• _Page text_:
»»
Students must apply to the program and undergo a rigorous selection process before being invited to participate.
Theresa Pride, customer success manager in Distributor Services, appreciated that the program emphasizes both academic excellence and community leadership. “Black History must also look forward, and these students, the best and the brightest, represent our future,” she said. “They must be nurtured to use their talents for the benefit of our nation.”
The Institute gives a diverse group of students an opportunity they might not otherwise have, said Leena Patel, ESP Electronic Imaging team lead for ESP Information. “We can support our youth by supporting these types of programs,” she said. “The Institute strengthens students to become young leaders who want to make a positive change in their communities.”
Cristina Alcine, advertising/marketing services coordinator in Production & Advertising Operations, participated in a similar type of program when she was in high school, so she knows first-hand how valuable they can be to young people.
“We need to create opportunities and spaces for youth to thrive,” she said. “We need to challenge them to think and dream bigger than what is presented directly in front of them. It’s important that we all share our resources and connections, provide words of encouragement as they’re figuring things out, and show up as a reminder that we’re in their corner during their journey towards success.”
The week after the W.E.B. Scholars talk, ASI hosted an onsite jazz performance featuring two local artists: Keith Spencer, an experienced baritone singer, and accompanist Peter Hilliard, music director of Villanova University’s Graduate Theatre Program.
««
• _Source material_:
»»
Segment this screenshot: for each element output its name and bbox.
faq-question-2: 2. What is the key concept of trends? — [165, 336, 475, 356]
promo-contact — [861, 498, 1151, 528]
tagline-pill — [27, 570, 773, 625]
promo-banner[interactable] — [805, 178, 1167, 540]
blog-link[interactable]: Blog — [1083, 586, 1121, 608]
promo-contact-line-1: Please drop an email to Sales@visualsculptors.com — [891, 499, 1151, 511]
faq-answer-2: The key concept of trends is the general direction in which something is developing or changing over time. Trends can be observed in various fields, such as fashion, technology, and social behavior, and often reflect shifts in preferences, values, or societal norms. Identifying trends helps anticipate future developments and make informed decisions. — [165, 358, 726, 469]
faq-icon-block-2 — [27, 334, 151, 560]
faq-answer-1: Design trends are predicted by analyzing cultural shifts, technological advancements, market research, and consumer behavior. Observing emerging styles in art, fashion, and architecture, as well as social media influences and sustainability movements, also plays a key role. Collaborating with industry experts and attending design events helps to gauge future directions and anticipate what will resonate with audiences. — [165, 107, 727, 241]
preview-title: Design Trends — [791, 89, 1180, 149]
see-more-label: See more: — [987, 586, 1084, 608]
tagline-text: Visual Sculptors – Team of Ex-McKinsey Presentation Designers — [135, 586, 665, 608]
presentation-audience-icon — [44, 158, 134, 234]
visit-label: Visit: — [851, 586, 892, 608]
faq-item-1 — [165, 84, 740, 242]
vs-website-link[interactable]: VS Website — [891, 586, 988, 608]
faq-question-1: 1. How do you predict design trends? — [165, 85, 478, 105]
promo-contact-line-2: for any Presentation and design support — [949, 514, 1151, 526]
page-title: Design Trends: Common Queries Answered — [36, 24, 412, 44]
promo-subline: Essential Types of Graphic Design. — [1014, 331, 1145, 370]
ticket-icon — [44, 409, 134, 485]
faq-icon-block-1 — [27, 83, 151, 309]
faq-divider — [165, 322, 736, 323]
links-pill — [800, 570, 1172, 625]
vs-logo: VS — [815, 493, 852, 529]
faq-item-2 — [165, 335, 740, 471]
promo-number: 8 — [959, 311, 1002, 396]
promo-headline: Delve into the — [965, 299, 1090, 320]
««
• _Work item_: Carry on the text about the student institute and the staff event from its final sentence. The records have no connection to the text about the student institute and the staff event.

• _Answer below_:
Spencer and Hilliard guided attendees through a survey of Black music during the 20th century, with Spencer singing a variety of pieces – from spirituals like “Let My People Go,” “Joshua Fit the Battle of Jericho” and “No More Auction Block for Me,” to “Ol’ Man River” from Show Boat and “That Old Black Magic” from the Great American Songbook.
Show Boat from 1927 in particular was “a major pivot in American musical theater,” said Spencer. It was the first time a Black character was presented as a serious one, grappling with the weighty issues of life, rather than as a minstrel or buffoon for comedic relief.
Spencer added that during the Civil Rights era, many of the freedom- and liberation-themed songs with Biblical roots from the late 19th and early 20th century, such as “Let My People Go” and “Joshua Fit the Battle of Jericho,” became popular once again as people advocated for large-scale societal change. American singer/songwriter Bob Dylan was so struck by “No More Auction Block for Me” that he took the melody and put new lyrics to it – he called it “Blowin’ in the Wind” and released it in the early 1960s.
“They were wonderful,” Meagan Reilly, member support specialist in the Customer Service department, said of Spencer and Hilliard. “Through the singing and accompanying music, they taught us lessons of the struggles the Black community has gone through. Learning about the past is important for moving forward.”
Liz Italia, executive director of marketing content, appreciated that employees were given a unique opportunity to learn about history and culture through music. “It was a celebration of beauty that came from conflict and difficulty, but also creativity and perseverance,” she said. “I was very moved and felt like we were all connected in that room at the same time, which is what sharing culture is really about.”
*Sara Lavenduski contributed to this report.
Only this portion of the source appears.